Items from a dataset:

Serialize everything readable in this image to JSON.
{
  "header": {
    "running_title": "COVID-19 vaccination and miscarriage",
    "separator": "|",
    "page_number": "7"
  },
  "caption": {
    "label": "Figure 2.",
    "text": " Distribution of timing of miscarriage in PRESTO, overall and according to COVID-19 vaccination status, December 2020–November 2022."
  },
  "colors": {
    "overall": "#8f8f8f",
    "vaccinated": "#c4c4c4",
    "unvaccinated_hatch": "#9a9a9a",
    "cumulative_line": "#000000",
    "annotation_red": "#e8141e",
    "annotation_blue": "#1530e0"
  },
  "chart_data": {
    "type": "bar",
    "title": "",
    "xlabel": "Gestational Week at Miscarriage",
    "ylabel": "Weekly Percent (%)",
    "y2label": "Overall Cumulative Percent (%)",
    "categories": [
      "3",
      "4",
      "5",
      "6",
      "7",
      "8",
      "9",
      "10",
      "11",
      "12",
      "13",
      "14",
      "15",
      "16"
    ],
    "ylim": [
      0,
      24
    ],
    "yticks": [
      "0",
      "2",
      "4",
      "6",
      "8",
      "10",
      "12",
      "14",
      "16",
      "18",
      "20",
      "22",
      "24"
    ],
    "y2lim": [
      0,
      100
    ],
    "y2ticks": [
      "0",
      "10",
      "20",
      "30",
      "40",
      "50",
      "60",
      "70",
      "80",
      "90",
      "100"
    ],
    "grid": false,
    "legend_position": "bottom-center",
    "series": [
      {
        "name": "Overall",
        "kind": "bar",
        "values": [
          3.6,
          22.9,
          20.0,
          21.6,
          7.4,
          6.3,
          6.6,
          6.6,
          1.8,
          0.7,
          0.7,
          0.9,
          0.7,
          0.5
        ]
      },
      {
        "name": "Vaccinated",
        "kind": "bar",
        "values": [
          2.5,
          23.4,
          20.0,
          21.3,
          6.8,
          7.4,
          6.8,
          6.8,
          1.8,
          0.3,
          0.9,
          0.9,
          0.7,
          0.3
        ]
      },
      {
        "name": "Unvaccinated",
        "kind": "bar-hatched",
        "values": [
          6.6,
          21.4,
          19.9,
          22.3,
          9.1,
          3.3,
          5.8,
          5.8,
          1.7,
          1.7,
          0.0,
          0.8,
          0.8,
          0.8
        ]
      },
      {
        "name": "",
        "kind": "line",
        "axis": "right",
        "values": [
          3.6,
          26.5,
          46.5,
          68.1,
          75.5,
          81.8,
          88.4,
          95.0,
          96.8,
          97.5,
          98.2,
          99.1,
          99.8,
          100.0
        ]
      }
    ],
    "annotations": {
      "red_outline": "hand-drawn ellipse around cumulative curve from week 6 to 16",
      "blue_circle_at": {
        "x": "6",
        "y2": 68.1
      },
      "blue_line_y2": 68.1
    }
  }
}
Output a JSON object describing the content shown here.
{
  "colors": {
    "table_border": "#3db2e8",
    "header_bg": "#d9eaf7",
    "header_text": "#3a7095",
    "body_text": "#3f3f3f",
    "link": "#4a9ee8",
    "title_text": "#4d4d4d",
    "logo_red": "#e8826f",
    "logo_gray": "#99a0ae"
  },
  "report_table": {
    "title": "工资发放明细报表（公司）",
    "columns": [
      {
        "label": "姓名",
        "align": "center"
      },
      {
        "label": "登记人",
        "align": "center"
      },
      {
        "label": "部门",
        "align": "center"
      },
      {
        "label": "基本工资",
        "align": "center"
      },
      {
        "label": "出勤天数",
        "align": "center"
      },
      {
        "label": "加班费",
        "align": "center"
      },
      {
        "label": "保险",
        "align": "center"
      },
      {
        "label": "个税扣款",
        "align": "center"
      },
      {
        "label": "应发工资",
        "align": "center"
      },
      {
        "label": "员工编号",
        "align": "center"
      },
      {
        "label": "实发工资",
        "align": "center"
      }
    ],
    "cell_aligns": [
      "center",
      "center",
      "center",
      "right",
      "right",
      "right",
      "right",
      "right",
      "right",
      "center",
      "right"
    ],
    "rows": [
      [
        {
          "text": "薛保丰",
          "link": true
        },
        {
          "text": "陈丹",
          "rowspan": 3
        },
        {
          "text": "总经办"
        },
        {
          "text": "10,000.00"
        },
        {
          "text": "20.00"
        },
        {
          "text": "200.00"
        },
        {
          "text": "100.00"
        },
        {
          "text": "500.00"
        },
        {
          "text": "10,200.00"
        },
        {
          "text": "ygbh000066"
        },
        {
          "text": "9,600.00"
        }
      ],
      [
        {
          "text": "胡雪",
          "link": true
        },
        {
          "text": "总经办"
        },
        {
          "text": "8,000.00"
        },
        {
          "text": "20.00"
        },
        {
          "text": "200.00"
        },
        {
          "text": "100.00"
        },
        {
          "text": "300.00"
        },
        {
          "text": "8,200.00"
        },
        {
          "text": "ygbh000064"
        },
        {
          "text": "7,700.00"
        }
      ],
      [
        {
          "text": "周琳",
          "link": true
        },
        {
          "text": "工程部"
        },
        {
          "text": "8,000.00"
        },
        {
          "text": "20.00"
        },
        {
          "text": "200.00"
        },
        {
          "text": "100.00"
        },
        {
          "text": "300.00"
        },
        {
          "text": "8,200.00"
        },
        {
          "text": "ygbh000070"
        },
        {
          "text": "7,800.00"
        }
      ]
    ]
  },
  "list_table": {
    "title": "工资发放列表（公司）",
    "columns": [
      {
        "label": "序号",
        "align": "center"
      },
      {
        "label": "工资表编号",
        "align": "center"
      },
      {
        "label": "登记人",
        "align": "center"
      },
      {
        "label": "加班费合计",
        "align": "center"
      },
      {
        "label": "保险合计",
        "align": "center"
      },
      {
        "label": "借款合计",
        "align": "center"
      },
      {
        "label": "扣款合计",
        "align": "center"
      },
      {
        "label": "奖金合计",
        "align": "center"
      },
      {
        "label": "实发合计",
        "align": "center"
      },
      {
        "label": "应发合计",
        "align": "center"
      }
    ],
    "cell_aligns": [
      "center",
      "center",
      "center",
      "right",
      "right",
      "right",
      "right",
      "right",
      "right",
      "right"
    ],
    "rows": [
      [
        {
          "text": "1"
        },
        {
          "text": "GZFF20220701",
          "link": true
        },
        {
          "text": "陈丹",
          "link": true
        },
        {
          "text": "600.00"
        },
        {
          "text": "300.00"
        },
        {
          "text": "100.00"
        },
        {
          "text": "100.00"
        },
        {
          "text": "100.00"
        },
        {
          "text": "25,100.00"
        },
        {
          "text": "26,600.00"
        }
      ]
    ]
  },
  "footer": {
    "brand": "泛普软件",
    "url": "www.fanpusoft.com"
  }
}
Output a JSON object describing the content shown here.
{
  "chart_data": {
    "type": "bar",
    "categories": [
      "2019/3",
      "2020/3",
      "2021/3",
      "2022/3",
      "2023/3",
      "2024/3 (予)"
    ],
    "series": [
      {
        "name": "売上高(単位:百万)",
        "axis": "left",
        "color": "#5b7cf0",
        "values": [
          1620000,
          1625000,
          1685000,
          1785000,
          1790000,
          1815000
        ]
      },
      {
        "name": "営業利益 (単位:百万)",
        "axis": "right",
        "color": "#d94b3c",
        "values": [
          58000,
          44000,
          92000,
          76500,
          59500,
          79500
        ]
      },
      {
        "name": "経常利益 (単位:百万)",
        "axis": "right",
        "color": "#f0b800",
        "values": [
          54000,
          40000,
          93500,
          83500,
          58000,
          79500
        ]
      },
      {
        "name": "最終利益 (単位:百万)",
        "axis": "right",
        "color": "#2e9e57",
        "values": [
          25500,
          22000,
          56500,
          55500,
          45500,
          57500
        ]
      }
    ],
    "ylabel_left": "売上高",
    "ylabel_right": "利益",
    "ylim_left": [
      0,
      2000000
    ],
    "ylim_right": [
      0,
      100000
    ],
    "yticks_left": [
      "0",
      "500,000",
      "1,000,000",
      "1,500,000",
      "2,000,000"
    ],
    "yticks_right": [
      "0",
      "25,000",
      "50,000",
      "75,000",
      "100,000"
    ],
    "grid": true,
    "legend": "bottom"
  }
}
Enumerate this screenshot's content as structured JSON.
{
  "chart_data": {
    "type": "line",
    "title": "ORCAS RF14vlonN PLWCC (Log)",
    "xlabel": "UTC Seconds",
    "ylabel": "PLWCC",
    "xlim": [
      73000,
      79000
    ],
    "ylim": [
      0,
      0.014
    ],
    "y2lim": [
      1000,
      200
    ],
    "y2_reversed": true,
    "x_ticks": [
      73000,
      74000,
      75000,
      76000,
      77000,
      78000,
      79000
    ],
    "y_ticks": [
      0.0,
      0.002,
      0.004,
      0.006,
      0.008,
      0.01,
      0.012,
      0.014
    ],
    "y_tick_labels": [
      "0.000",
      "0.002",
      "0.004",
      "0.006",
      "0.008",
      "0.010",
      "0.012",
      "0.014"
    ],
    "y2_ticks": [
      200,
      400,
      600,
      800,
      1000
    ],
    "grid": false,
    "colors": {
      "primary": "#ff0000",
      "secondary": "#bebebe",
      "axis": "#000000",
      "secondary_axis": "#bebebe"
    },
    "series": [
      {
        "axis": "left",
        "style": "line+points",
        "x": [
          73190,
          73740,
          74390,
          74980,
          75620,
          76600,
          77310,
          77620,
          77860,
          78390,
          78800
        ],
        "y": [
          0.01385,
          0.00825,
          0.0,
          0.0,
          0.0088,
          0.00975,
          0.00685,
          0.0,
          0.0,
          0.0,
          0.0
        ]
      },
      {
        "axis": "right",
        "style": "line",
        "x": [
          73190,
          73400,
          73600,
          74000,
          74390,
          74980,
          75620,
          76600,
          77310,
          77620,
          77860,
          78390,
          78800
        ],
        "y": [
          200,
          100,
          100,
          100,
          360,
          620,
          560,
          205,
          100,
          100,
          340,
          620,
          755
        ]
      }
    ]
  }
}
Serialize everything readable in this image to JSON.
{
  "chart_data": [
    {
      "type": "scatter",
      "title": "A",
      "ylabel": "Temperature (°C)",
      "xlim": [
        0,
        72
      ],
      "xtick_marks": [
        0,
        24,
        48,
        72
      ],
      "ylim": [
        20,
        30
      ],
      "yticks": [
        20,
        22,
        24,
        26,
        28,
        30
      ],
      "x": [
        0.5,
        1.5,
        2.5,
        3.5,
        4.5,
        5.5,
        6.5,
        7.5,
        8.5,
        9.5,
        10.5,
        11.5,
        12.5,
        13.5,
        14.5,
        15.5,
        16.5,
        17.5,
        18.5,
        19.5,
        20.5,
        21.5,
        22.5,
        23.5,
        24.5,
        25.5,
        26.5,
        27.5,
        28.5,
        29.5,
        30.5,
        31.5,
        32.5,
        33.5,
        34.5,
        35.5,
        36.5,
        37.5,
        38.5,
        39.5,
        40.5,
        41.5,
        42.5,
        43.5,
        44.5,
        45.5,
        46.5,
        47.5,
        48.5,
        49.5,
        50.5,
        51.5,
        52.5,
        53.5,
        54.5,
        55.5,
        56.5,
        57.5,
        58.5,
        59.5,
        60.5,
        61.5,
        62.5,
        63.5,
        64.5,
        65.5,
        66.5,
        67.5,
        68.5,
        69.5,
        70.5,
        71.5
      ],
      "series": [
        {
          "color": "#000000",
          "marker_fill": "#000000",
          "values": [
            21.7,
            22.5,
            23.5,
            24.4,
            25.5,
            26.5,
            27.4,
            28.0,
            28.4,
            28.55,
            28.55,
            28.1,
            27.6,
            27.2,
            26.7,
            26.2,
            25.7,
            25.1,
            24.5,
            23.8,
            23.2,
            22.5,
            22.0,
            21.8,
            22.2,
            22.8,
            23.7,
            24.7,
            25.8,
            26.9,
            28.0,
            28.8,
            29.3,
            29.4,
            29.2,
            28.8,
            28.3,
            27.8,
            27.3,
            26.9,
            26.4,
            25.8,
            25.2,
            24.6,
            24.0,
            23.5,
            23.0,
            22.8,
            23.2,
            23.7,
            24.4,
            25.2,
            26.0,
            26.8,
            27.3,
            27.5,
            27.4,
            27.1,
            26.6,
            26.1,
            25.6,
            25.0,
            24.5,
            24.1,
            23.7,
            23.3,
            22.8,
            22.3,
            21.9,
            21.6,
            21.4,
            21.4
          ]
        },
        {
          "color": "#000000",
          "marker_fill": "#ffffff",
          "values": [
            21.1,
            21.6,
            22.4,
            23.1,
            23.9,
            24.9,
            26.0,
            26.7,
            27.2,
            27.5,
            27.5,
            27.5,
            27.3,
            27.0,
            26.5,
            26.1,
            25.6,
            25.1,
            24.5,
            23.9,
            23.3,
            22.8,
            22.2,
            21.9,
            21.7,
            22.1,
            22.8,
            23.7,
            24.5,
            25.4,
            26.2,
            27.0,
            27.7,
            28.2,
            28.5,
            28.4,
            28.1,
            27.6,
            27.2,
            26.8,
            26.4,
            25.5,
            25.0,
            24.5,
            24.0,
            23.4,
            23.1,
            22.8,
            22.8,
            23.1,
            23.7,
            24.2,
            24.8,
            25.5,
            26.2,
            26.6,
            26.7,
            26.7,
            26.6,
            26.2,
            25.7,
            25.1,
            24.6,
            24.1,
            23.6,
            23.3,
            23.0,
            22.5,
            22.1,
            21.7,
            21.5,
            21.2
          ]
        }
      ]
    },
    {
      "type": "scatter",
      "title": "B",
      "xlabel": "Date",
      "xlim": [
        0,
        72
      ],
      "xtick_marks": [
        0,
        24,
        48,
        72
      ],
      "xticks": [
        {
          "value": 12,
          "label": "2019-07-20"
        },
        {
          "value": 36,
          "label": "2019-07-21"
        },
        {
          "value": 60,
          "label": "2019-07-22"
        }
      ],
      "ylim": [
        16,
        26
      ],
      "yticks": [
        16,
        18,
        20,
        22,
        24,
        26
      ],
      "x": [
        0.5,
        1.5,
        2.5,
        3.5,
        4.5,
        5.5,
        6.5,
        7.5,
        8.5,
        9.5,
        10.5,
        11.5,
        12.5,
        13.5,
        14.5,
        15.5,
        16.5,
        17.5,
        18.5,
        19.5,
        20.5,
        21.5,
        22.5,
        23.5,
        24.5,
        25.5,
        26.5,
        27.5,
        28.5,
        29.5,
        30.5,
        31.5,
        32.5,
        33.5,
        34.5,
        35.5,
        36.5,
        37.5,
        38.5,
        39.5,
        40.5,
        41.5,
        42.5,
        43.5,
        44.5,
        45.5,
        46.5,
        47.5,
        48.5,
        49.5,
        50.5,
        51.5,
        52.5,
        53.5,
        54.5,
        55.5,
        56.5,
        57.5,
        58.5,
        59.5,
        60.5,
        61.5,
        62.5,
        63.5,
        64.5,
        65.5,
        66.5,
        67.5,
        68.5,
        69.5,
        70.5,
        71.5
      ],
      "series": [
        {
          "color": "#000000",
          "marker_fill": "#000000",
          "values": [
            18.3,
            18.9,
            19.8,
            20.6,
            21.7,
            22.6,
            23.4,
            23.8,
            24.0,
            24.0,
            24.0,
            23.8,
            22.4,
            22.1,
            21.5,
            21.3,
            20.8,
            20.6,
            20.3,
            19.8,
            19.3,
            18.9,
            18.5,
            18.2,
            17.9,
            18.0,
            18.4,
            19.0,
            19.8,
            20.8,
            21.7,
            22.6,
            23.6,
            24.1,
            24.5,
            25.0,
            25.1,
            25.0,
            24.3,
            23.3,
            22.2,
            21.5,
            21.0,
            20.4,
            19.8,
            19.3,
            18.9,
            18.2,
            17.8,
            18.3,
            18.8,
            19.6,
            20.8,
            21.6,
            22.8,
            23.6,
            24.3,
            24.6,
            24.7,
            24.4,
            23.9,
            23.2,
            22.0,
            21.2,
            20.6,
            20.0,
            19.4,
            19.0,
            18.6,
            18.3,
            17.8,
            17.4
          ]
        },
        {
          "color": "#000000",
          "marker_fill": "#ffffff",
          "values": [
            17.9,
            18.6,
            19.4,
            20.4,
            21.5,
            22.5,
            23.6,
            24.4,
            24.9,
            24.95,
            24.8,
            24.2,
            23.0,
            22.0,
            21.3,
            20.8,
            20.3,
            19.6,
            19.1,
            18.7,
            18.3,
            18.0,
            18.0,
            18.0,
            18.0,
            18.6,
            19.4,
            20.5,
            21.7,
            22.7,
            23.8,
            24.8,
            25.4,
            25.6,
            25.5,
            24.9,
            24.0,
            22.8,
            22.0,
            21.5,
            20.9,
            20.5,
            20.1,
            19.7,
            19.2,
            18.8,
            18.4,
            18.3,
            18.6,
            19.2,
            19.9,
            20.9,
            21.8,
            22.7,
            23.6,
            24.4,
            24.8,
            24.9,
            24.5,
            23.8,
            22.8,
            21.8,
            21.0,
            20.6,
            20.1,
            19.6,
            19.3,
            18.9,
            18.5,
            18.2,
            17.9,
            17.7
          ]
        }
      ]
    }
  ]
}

▶ Exercise description: Each line that has the word "bebebe" should be copied.

▶ Response to the exercise:
      "secondary": "#bebebe",
      "secondary_axis": "#bebebe"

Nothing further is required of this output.